### Provided information:
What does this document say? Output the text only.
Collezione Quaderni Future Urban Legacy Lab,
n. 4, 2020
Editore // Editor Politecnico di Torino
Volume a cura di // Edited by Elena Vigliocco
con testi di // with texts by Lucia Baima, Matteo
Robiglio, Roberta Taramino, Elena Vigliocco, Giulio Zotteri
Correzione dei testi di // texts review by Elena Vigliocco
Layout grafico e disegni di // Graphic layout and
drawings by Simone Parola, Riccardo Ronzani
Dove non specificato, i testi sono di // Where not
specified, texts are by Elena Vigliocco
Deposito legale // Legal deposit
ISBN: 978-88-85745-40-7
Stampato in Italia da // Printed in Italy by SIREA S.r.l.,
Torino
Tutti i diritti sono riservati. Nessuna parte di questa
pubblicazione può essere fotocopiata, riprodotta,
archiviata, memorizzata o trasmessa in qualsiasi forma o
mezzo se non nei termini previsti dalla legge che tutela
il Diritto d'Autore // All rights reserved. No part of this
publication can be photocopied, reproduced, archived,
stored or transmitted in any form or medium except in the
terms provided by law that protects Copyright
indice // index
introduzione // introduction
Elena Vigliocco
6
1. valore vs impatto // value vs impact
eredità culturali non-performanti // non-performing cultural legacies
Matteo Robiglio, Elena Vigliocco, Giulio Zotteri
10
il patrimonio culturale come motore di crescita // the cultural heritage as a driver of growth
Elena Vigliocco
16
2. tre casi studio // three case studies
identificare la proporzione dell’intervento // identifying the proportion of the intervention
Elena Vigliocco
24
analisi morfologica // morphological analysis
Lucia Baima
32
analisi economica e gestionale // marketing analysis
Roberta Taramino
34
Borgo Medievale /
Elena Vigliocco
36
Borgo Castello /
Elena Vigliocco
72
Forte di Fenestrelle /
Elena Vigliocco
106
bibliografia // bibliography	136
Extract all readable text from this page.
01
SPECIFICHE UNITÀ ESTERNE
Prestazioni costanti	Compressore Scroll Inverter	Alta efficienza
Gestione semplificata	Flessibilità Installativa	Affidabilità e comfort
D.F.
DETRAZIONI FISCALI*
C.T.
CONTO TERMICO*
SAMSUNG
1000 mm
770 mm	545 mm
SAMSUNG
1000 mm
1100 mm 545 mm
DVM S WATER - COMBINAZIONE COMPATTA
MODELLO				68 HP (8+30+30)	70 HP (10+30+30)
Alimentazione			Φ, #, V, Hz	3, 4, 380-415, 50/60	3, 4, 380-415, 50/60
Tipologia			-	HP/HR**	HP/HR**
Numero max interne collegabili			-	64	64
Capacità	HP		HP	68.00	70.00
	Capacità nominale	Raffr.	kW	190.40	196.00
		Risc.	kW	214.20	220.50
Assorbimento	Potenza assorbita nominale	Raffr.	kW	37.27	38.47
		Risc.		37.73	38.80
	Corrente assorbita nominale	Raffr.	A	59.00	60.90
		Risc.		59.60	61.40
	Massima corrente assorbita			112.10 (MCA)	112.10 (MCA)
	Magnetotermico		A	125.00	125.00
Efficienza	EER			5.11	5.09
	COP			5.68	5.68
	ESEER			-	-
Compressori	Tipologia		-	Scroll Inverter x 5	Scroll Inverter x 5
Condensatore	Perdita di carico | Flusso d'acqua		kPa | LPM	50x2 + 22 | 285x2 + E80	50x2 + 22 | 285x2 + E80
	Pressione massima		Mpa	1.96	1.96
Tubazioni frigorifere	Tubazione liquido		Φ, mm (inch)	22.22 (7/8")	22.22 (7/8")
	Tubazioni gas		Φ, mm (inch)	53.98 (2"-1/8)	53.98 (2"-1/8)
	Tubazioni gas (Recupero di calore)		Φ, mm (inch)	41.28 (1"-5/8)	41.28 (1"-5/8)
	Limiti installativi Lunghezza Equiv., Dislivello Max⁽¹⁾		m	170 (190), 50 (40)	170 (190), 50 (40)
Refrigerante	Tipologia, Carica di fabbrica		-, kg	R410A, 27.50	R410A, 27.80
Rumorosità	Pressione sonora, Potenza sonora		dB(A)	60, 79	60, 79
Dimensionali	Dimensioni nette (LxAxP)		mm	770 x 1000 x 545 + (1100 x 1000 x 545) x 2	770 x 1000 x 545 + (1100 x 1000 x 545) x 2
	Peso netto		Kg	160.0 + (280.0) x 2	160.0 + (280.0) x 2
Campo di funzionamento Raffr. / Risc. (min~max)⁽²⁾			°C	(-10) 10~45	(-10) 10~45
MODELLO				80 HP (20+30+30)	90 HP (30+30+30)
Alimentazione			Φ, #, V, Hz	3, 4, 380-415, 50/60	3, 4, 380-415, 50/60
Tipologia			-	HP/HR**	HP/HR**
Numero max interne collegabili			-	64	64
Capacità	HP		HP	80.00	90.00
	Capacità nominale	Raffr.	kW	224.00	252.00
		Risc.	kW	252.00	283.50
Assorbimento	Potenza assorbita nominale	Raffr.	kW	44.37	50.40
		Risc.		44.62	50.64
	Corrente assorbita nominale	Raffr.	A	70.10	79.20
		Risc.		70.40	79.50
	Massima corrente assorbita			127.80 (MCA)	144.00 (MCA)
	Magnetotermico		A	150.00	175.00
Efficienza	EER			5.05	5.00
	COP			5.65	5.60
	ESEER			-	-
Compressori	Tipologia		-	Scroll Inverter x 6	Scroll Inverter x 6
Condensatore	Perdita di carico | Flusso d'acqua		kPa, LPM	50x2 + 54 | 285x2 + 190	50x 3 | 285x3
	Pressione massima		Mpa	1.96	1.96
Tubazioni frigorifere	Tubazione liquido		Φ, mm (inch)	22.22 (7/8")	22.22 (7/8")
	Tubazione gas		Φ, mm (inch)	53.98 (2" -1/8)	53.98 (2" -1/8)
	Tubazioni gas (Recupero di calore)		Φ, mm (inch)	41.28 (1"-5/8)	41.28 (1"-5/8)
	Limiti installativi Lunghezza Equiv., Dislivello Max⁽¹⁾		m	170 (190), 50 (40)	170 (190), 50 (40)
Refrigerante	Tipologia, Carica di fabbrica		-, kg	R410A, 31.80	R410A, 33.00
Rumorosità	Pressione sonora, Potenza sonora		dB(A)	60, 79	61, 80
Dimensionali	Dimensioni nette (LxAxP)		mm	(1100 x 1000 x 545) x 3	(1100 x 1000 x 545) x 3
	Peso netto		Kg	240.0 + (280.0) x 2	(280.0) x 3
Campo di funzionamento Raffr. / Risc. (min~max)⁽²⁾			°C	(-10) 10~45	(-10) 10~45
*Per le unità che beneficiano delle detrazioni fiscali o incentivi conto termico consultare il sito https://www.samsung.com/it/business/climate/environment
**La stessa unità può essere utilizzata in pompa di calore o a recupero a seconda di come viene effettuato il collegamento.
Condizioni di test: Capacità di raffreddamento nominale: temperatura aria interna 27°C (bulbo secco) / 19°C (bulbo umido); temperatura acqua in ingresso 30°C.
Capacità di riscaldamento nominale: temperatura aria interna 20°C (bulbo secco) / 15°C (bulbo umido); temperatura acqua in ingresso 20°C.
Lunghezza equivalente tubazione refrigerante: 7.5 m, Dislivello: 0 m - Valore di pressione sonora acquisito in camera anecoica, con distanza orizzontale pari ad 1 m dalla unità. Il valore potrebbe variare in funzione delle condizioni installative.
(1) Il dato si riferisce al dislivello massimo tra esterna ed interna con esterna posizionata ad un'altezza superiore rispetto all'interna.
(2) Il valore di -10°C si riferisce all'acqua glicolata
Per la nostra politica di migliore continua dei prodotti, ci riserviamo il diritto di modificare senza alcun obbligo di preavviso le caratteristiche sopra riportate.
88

### Requirements:
Keep only the lines that hold the string "cultural", and copy them out.

### Task solution:
eredità culturali non-performanti // non-performing cultural legacies
il patrimonio culturale come motore di crescita // the cultural heritage as a driver of growth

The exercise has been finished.